▶ _WRITTEN INSTRUCTION_
List each line of the data that holds the word "是否处于工作行程的两个极限位置".

** Start of RAW RECORDS **

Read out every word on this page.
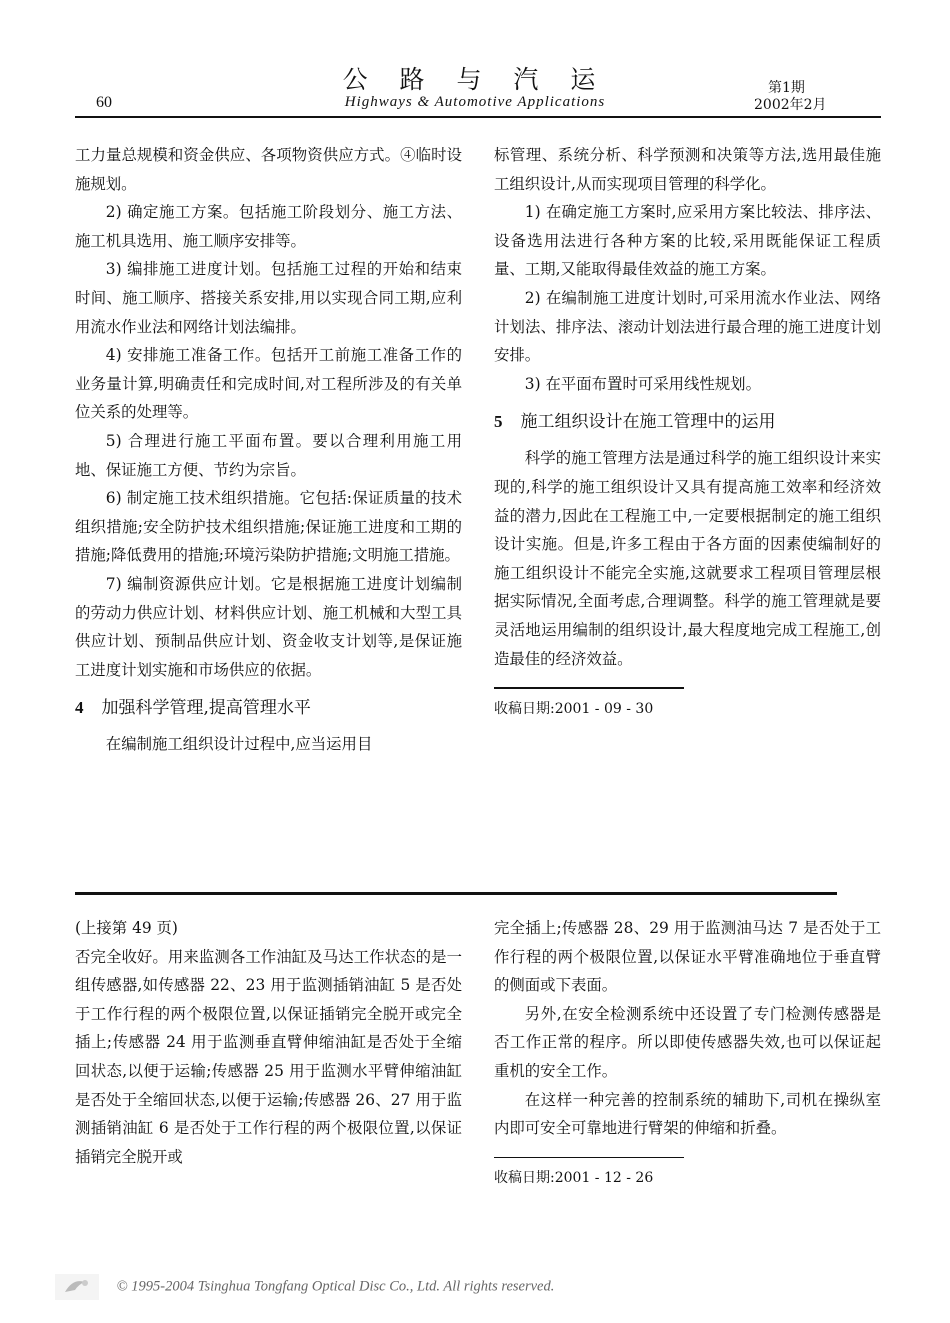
公 路 与 汽 运
Highways & Automotive Applications
60
第1期
2002年2月

工力量总规模和资金供应、各项物资供应方式。④临时设施规划。

2) 确定施工方案。包括施工阶段划分、施工方法、施工机具选用、施工顺序安排等。

3) 编排施工进度计划。包括施工过程的开始和结束时间、施工顺序、搭接关系安排,用以实现合同工期,应利用流水作业法和网络计划法编排。

4) 安排施工准备工作。包括开工前施工准备工作的业务量计算,明确责任和完成时间,对工程所涉及的有关单位关系的处理等。

5) 合理进行施工平面布置。要以合理利用施工用地、保证施工方便、节约为宗旨。

6) 制定施工技术组织措施。它包括:保证质量的技术组织措施;安全防护技术组织措施;保证施工进度和工期的措施;降低费用的措施;环境污染防护措施;文明施工措施。

7) 编制资源供应计划。它是根据施工进度计划编制的劳动力供应计划、材料供应计划、施工机械和大型工具供应计划、预制品供应计划、资金收支计划等,是保证施工进度计划实施和市场供应的依据。

4 加强科学管理,提高管理水平

在编制施工组织设计过程中,应当运用目

标管理、系统分析、科学预测和决策等方法,选用最佳施工组织设计,从而实现项目管理的科学化。

1) 在确定施工方案时,应采用方案比较法、排序法、设备选用法进行各种方案的比较,采用既能保证工程质量、工期,又能取得最佳效益的施工方案。

2) 在编制施工进度计划时,可采用流水作业法、网络计划法、排序法、滚动计划法进行最合理的施工进度计划安排。

3) 在平面布置时可采用线性规划。

5 施工组织设计在施工管理中的运用

科学的施工管理方法是通过科学的施工组织设计来实现的,科学的施工组织设计又具有提高施工效率和经济效益的潜力,因此在工程施工中,一定要根据制定的施工组织设计实施。但是,许多工程由于各方面的因素使编制好的施工组织设计不能完全实施,这就要求工程项目管理层根据实际情况,全面考虑,合理调整。科学的施工管理就是要灵活地运用编制的组织设计,最大程度地完成工程施工,创造最佳的经济效益。

收稿日期:2001 - 09 - 30

(上接第 49 页)

否完全收好。用来监测各工作油缸及马达工作状态的是一组传感器,如传感器 22、23 用于监测插销油缸 5 是否处于工作行程的两个极限位置,以保证插销完全脱开或完全插上;传感器 24 用于监测垂直臂伸缩油缸是否处于全缩回状态,以便于运输;传感器 25 用于监测水平臂伸缩油缸是否处于全缩回状态,以便于运输;传感器 26、27 用于监测插销油缸 6 是否处于工作行程的两个极限位置,以保证插销完全脱开或

完全插上;传感器 28、29 用于监测油马达 7 是否处于工作行程的两个极限位置,以保证水平臂准确地位于垂直臂的侧面或下表面。

另外,在安全检测系统中还设置了专门检测传感器是否工作正常的程序。所以即使传感器失效,也可以保证起重机的安全工作。

在这样一种完善的控制系统的辅助下,司机在操纵室内即可安全可靠地进行臂架的伸缩和折叠。

收稿日期:2001 - 12 - 26
© 1995-2004 Tsinghua Tongfang Optical Disc Co., Ltd. All rights reserved.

** End of RAW RECORDS **

▶ _FULL RESPONSE_
否完全收好。用来监测各工作油缸及马达工作状态的是一组传感器,如传感器 22、23 用于监测插销油缸 5 是否处于工作行程的两个极限位置,以保证插销完全脱开或完全插上;传感器 24 用于监测垂直臂伸缩油缸是否处于全缩回状态,以便于运输;传感器 25 用于监测水平臂伸缩油缸是否处于全缩回状态,以便于运输;传感器 26、27 用于监测插销油缸 6 是否处于工作行程的两个极限位置,以保证插销完全脱开或
完全插上;传感器 28、29 用于监测油马达 7 是否处于工作行程的两个极限位置,以保证水平臂准确地位于垂直臂的侧面或下表面。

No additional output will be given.